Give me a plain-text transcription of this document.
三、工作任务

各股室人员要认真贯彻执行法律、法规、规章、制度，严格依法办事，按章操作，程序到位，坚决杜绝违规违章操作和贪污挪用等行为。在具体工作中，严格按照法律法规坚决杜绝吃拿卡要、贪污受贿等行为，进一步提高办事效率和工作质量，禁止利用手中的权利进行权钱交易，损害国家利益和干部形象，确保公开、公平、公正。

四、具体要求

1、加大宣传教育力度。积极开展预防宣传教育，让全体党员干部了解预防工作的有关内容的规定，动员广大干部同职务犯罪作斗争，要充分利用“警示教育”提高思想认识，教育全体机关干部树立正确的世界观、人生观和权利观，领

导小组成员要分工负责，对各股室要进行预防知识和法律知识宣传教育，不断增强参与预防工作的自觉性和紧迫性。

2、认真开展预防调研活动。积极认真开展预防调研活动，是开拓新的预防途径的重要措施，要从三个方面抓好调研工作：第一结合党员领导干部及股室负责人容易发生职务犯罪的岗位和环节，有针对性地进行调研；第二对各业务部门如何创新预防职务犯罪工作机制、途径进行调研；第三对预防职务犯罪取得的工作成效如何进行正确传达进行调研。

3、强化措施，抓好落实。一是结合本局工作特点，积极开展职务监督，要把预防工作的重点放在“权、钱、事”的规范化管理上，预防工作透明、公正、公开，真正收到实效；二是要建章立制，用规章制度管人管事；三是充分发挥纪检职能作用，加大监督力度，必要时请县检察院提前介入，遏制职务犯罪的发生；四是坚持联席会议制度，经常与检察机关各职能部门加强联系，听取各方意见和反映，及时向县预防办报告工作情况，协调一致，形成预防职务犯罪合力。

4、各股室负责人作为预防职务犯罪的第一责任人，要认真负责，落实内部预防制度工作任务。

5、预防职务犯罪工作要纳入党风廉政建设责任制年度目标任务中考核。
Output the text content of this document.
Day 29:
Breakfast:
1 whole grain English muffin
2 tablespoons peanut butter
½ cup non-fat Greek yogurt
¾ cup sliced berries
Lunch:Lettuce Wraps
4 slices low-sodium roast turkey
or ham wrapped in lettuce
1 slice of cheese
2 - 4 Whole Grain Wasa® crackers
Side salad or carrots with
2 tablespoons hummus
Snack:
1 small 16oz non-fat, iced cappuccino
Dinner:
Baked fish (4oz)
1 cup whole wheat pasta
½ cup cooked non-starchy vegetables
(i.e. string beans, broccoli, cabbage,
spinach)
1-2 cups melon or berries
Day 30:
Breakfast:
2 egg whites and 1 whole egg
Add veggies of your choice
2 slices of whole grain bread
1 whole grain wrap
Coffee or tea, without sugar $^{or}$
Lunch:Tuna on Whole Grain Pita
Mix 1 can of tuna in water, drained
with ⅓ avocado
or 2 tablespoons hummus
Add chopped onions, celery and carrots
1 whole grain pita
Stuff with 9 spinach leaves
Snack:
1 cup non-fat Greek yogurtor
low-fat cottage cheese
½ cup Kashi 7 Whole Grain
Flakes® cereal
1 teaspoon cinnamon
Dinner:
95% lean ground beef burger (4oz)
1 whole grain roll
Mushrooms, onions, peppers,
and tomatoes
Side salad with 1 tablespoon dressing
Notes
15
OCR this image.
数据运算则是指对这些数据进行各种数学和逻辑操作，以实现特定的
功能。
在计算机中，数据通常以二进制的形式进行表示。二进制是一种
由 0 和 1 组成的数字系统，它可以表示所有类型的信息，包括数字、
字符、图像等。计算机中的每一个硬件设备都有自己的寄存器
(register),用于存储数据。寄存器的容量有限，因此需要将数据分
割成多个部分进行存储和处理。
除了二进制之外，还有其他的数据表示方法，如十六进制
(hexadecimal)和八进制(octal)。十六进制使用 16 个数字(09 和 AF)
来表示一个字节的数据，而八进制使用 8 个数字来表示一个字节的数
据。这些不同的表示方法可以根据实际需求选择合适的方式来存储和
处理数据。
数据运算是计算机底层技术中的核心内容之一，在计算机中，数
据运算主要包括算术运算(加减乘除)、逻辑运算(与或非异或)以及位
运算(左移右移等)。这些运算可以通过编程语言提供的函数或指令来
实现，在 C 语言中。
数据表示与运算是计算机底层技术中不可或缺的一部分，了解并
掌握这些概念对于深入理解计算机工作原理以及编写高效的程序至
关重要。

Task instructions -
Give back the whole listing exactly as it reads.

Task answer -
Give me a plain-text transcription of this document.
三、工作任务

各股室人员要认真贯彻执行法律、法规、规章、制度，严格依法办事，按章操作，程序到位，坚决杜绝违规违章操作和贪污挪用等行为。在具体工作中，严格按照法律法规坚决杜绝吃拿卡要、贪污受贿等行为，进一步提高办事效率和工作质量，禁止利用手中的权利进行权钱交易，损害国家利益和干部形象，确保公开、公平、公正。

四、具体要求

1、加大宣传教育力度。积极开展预防宣传教育，让全体党员干部了解预防工作的有关内容的规定，动员广大干部同职务犯罪作斗争，要充分利用“警示教育”提高思想认识，教育全体机关干部树立正确的世界观、人生观和权利观，领

导小组成员要分工负责，对各股室要进行预防知识和法律知识宣传教育，不断增强参与预防工作的自觉性和紧迫性。

2、认真开展预防调研活动。积极认真开展预防调研活动，是开拓新的预防途径的重要措施，要从三个方面抓好调研工作：第一结合党员领导干部及股室负责人容易发生职务犯罪的岗位和环节，有针对性地进行调研；第二对各业务部门如何创新预防职务犯罪工作机制、途径进行调研；第三对预防职务犯罪取得的工作成效如何进行正确传达进行调研。

3、强化措施，抓好落实。一是结合本局工作特点，积极开展职务监督，要把预防工作的重点放在“权、钱、事”的规范化管理上，预防工作透明、公正、公开，真正收到实效；二是要建章立制，用规章制度管人管事；三是充分发挥纪检职能作用，加大监督力度，必要时请县检察院提前介入，遏制职务犯罪的发生；四是坚持联席会议制度，经常与检察机关各职能部门加强联系，听取各方意见和反映，及时向县预防办报告工作情况，协调一致，形成预防职务犯罪合力。

4、各股室负责人作为预防职务犯罪的第一责任人，要认真负责，落实内部预防制度工作任务。

5、预防职务犯罪工作要纳入党风廉政建设责任制年度目标任务中考核。
Output the text content of this document.
Day 29:
Breakfast:
1 whole grain English muffin
2 tablespoons peanut butter
½ cup non-fat Greek yogurt
¾ cup sliced berries
Lunch:Lettuce Wraps
4 slices low-sodium roast turkey
or ham wrapped in lettuce
1 slice of cheese
2 - 4 Whole Grain Wasa® crackers
Side salad or carrots with
2 tablespoons hummus
Snack:
1 small 16oz non-fat, iced cappuccino
Dinner:
Baked fish (4oz)
1 cup whole wheat pasta
½ cup cooked non-starchy vegetables
(i.e. string beans, broccoli, cabbage,
spinach)
1-2 cups melon or berries
Day 30:
Breakfast:
2 egg whites and 1 whole egg
Add veggies of your choice
2 slices of whole grain bread
1 whole grain wrap
Coffee or tea, without sugar $^{or}$
Lunch:Tuna on Whole Grain Pita
Mix 1 can of tuna in water, drained
with ⅓ avocado
or 2 tablespoons hummus
Add chopped onions, celery and carrots
1 whole grain pita
Stuff with 9 spinach leaves
Snack:
1 cup non-fat Greek yogurtor
low-fat cottage cheese
½ cup Kashi 7 Whole Grain
Flakes® cereal
1 teaspoon cinnamon
Dinner:
95% lean ground beef burger (4oz)
1 whole grain roll
Mushrooms, onions, peppers,
and tomatoes
Side salad with 1 tablespoon dressing
Notes
15
OCR this image.
数据运算则是指对这些数据进行各种数学和逻辑操作，以实现特定的
功能。
在计算机中，数据通常以二进制的形式进行表示。二进制是一种
由 0 和 1 组成的数字系统，它可以表示所有类型的信息，包括数字、
字符、图像等。计算机中的每一个硬件设备都有自己的寄存器
(register),用于存储数据。寄存器的容量有限，因此需要将数据分
割成多个部分进行存储和处理。
除了二进制之外，还有其他的数据表示方法，如十六进制
(hexadecimal)和八进制(octal)。十六进制使用 16 个数字(09 和 AF)
来表示一个字节的数据，而八进制使用 8 个数字来表示一个字节的数
据。这些不同的表示方法可以根据实际需求选择合适的方式来存储和
处理数据。
数据运算是计算机底层技术中的核心内容之一，在计算机中，数
据运算主要包括算术运算(加减乘除)、逻辑运算(与或非异或)以及位
运算(左移右移等)。这些运算可以通过编程语言提供的函数或指令来
实现，在 C 语言中。
数据表示与运算是计算机底层技术中不可或缺的一部分，了解并
掌握这些概念对于深入理解计算机工作原理以及编写高效的程序至
关重要。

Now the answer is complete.